- WHAT YOU WILL DO -
Each entry has to be copied exactly, with nothing missed.

- DATA FOR PROCESSING -

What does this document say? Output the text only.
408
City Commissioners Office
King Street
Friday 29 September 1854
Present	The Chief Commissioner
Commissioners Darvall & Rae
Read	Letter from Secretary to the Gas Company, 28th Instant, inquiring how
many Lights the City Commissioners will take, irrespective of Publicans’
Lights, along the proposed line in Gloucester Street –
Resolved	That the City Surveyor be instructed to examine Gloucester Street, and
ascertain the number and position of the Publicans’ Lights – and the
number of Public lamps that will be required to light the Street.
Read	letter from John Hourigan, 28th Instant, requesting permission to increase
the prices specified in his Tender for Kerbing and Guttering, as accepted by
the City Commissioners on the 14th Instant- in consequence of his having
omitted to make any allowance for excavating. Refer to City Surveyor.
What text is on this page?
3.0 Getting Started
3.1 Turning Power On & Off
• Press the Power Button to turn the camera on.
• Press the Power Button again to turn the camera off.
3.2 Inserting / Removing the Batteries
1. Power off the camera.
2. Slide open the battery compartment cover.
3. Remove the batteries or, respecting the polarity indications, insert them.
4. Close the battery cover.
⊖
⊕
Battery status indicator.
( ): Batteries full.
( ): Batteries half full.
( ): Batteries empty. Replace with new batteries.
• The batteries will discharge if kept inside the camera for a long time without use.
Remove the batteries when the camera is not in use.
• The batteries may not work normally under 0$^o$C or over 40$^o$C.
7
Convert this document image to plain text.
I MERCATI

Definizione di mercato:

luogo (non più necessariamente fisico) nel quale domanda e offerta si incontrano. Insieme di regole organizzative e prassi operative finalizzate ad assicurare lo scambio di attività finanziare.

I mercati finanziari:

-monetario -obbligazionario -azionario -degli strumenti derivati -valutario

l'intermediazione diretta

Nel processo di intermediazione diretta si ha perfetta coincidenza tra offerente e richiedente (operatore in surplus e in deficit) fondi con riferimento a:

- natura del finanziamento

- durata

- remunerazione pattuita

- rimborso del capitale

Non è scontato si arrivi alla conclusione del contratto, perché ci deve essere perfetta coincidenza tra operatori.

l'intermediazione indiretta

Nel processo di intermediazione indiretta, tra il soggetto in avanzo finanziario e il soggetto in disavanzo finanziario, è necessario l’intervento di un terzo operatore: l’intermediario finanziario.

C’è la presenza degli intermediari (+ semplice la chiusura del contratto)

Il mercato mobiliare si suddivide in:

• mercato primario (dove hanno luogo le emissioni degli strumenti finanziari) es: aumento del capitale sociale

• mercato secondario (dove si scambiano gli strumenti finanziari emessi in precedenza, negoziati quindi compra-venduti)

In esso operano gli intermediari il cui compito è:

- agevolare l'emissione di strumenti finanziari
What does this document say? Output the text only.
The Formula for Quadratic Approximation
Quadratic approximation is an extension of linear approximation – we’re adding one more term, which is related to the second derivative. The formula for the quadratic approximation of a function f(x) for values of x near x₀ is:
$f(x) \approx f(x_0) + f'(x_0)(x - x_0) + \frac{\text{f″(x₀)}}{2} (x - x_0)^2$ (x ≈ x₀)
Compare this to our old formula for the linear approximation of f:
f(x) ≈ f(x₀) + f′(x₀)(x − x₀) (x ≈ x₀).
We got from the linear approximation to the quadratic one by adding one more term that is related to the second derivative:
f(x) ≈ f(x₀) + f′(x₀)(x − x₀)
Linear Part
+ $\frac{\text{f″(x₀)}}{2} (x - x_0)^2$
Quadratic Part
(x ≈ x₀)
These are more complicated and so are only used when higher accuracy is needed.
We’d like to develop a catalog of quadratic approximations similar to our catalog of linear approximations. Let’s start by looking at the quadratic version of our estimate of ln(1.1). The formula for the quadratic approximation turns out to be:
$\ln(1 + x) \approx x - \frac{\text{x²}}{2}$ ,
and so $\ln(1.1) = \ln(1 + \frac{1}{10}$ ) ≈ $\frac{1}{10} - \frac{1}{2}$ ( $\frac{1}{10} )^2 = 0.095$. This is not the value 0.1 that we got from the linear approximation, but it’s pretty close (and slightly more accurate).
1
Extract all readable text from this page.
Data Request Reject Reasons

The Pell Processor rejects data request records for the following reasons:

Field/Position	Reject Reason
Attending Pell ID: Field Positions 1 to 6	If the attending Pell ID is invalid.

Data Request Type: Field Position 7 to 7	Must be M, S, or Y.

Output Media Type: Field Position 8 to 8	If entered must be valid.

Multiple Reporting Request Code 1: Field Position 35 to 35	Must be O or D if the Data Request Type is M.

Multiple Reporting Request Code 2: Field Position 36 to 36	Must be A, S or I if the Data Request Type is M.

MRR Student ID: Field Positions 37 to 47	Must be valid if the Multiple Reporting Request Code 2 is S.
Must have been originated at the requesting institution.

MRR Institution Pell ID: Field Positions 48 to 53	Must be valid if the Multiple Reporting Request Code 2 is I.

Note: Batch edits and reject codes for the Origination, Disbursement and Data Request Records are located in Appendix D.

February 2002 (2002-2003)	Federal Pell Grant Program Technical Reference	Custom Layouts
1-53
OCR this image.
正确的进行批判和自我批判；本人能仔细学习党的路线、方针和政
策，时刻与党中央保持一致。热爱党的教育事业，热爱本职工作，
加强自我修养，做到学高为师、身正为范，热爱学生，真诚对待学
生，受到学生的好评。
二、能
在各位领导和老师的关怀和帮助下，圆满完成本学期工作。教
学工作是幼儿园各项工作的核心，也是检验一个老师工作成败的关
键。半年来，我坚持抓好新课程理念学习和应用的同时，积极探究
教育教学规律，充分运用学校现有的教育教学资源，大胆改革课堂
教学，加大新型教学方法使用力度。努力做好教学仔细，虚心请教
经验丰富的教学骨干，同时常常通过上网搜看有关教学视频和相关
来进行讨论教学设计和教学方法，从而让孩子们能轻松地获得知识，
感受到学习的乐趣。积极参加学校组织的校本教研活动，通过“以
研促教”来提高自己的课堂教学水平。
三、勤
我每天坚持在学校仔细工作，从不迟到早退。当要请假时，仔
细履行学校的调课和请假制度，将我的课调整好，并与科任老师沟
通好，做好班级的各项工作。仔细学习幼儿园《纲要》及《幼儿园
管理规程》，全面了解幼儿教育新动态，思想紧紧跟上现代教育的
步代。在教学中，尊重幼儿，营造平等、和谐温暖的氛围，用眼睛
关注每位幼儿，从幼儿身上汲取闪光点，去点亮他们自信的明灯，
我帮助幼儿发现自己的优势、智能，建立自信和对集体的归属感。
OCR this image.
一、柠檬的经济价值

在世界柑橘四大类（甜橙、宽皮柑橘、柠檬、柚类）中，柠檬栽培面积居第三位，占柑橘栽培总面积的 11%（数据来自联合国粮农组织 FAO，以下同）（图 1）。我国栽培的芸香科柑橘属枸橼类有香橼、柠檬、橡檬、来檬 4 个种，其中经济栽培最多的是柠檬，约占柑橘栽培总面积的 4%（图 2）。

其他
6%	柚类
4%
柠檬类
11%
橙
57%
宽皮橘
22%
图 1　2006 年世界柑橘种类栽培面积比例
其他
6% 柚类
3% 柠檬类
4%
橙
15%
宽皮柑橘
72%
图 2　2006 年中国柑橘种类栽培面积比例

- COMPLETE RESPONSE -
What does this document say? Output the text only.
408
City Commissioners Office
King Street
Friday 29 September 1854
Present	The Chief Commissioner
Commissioners Darvall & Rae
Read	Letter from Secretary to the Gas Company, 28th Instant, inquiring how
many Lights the City Commissioners will take, irrespective of Publicans’
Lights, along the proposed line in Gloucester Street –
Resolved	That the City Surveyor be instructed to examine Gloucester Street, and
ascertain the number and position of the Publicans’ Lights – and the
number of Public lamps that will be required to light the Street.
Read	letter from John Hourigan, 28th Instant, requesting permission to increase
the prices specified in his Tender for Kerbing and Guttering, as accepted by
the City Commissioners on the 14th Instant- in consequence of his having
omitted to make any allowance for excavating. Refer to City Surveyor.
What text is on this page?
3.0 Getting Started
3.1 Turning Power On & Off
• Press the Power Button to turn the camera on.
• Press the Power Button again to turn the camera off.
3.2 Inserting / Removing the Batteries
1. Power off the camera.
2. Slide open the battery compartment cover.
3. Remove the batteries or, respecting the polarity indications, insert them.
4. Close the battery cover.
⊖
⊕
Battery status indicator.
( ): Batteries full.
( ): Batteries half full.
( ): Batteries empty. Replace with new batteries.
• The batteries will discharge if kept inside the camera for a long time without use.
Remove the batteries when the camera is not in use.
• The batteries may not work normally under 0$^o$C or over 40$^o$C.
7
Convert this document image to plain text.
I MERCATI

Definizione di mercato:

luogo (non più necessariamente fisico) nel quale domanda e offerta si incontrano. Insieme di regole organizzative e prassi operative finalizzate ad assicurare lo scambio di attività finanziare.

I mercati finanziari:

-monetario -obbligazionario -azionario -degli strumenti derivati -valutario

l'intermediazione diretta

Nel processo di intermediazione diretta si ha perfetta coincidenza tra offerente e richiedente (operatore in surplus e in deficit) fondi con riferimento a:

- natura del finanziamento

- durata

- remunerazione pattuita

- rimborso del capitale

Non è scontato si arrivi alla conclusione del contratto, perché ci deve essere perfetta coincidenza tra operatori.

l'intermediazione indiretta

Nel processo di intermediazione indiretta, tra il soggetto in avanzo finanziario e il soggetto in disavanzo finanziario, è necessario l’intervento di un terzo operatore: l’intermediario finanziario.

C’è la presenza degli intermediari (+ semplice la chiusura del contratto)

Il mercato mobiliare si suddivide in:

• mercato primario (dove hanno luogo le emissioni degli strumenti finanziari) es: aumento del capitale sociale

• mercato secondario (dove si scambiano gli strumenti finanziari emessi in precedenza, negoziati quindi compra-venduti)

In esso operano gli intermediari il cui compito è:

- agevolare l'emissione di strumenti finanziari
What does this document say? Output the text only.
The Formula for Quadratic Approximation
Quadratic approximation is an extension of linear approximation – we’re adding one more term, which is related to the second derivative. The formula for the quadratic approximation of a function f(x) for values of x near x₀ is:
$f(x) \approx f(x_0) + f'(x_0)(x - x_0) + \frac{\text{f″(x₀)}}{2} (x - x_0)^2$ (x ≈ x₀)
Compare this to our old formula for the linear approximation of f:
f(x) ≈ f(x₀) + f′(x₀)(x − x₀) (x ≈ x₀).
We got from the linear approximation to the quadratic one by adding one more term that is related to the second derivative:
f(x) ≈ f(x₀) + f′(x₀)(x − x₀)
Linear Part
+ $\frac{\text{f″(x₀)}}{2} (x - x_0)^2$
Quadratic Part
(x ≈ x₀)
These are more complicated and so are only used when higher accuracy is needed.
We’d like to develop a catalog of quadratic approximations similar to our catalog of linear approximations. Let’s start by looking at the quadratic version of our estimate of ln(1.1). The formula for the quadratic approximation turns out to be:
$\ln(1 + x) \approx x - \frac{\text{x²}}{2}$ ,
and so $\ln(1.1) = \ln(1 + \frac{1}{10}$ ) ≈ $\frac{1}{10} - \frac{1}{2}$ ( $\frac{1}{10} )^2 = 0.095$. This is not the value 0.1 that we got from the linear approximation, but it’s pretty close (and slightly more accurate).
1
Extract all readable text from this page.
Data Request Reject Reasons

The Pell Processor rejects data request records for the following reasons:

Field/Position	Reject Reason
Attending Pell ID: Field Positions 1 to 6	If the attending Pell ID is invalid.

Data Request Type: Field Position 7 to 7	Must be M, S, or Y.

Output Media Type: Field Position 8 to 8	If entered must be valid.

Multiple Reporting Request Code 1: Field Position 35 to 35	Must be O or D if the Data Request Type is M.

Multiple Reporting Request Code 2: Field Position 36 to 36	Must be A, S or I if the Data Request Type is M.

MRR Student ID: Field Positions 37 to 47	Must be valid if the Multiple Reporting Request Code 2 is S.
Must have been originated at the requesting institution.

MRR Institution Pell ID: Field Positions 48 to 53	Must be valid if the Multiple Reporting Request Code 2 is I.

Note: Batch edits and reject codes for the Origination, Disbursement and Data Request Records are located in Appendix D.

February 2002 (2002-2003)	Federal Pell Grant Program Technical Reference	Custom Layouts
1-53
OCR this image.
正确的进行批判和自我批判；本人能仔细学习党的路线、方针和政
策，时刻与党中央保持一致。热爱党的教育事业，热爱本职工作，
加强自我修养，做到学高为师、身正为范，热爱学生，真诚对待学
生，受到学生的好评。
二、能
在各位领导和老师的关怀和帮助下，圆满完成本学期工作。教
学工作是幼儿园各项工作的核心，也是检验一个老师工作成败的关
键。半年来，我坚持抓好新课程理念学习和应用的同时，积极探究
教育教学规律，充分运用学校现有的教育教学资源，大胆改革课堂
教学，加大新型教学方法使用力度。努力做好教学仔细，虚心请教
经验丰富的教学骨干，同时常常通过上网搜看有关教学视频和相关
来进行讨论教学设计和教学方法，从而让孩子们能轻松地获得知识，
感受到学习的乐趣。积极参加学校组织的校本教研活动，通过“以
研促教”来提高自己的课堂教学水平。
三、勤
我每天坚持在学校仔细工作，从不迟到早退。当要请假时，仔
细履行学校的调课和请假制度，将我的课调整好，并与科任老师沟
通好，做好班级的各项工作。仔细学习幼儿园《纲要》及《幼儿园
管理规程》，全面了解幼儿教育新动态，思想紧紧跟上现代教育的
步代。在教学中，尊重幼儿，营造平等、和谐温暖的氛围，用眼睛
关注每位幼儿，从幼儿身上汲取闪光点，去点亮他们自信的明灯，
我帮助幼儿发现自己的优势、智能，建立自信和对集体的归属感。
OCR this image.
一、柠檬的经济价值

在世界柑橘四大类（甜橙、宽皮柑橘、柠檬、柚类）中，柠檬栽培面积居第三位，占柑橘栽培总面积的 11%（数据来自联合国粮农组织 FAO，以下同）（图 1）。我国栽培的芸香科柑橘属枸橼类有香橼、柠檬、橡檬、来檬 4 个种，其中经济栽培最多的是柠檬，约占柑橘栽培总面积的 4%（图 2）。

其他
6%	柚类
4%
柠檬类
11%
橙
57%
宽皮橘
22%
图 1　2006 年世界柑橘种类栽培面积比例
其他
6% 柚类
3% 柠檬类
4%
橙
15%
宽皮柑橘
72%
图 2　2006 年中国柑橘种类栽培面积比例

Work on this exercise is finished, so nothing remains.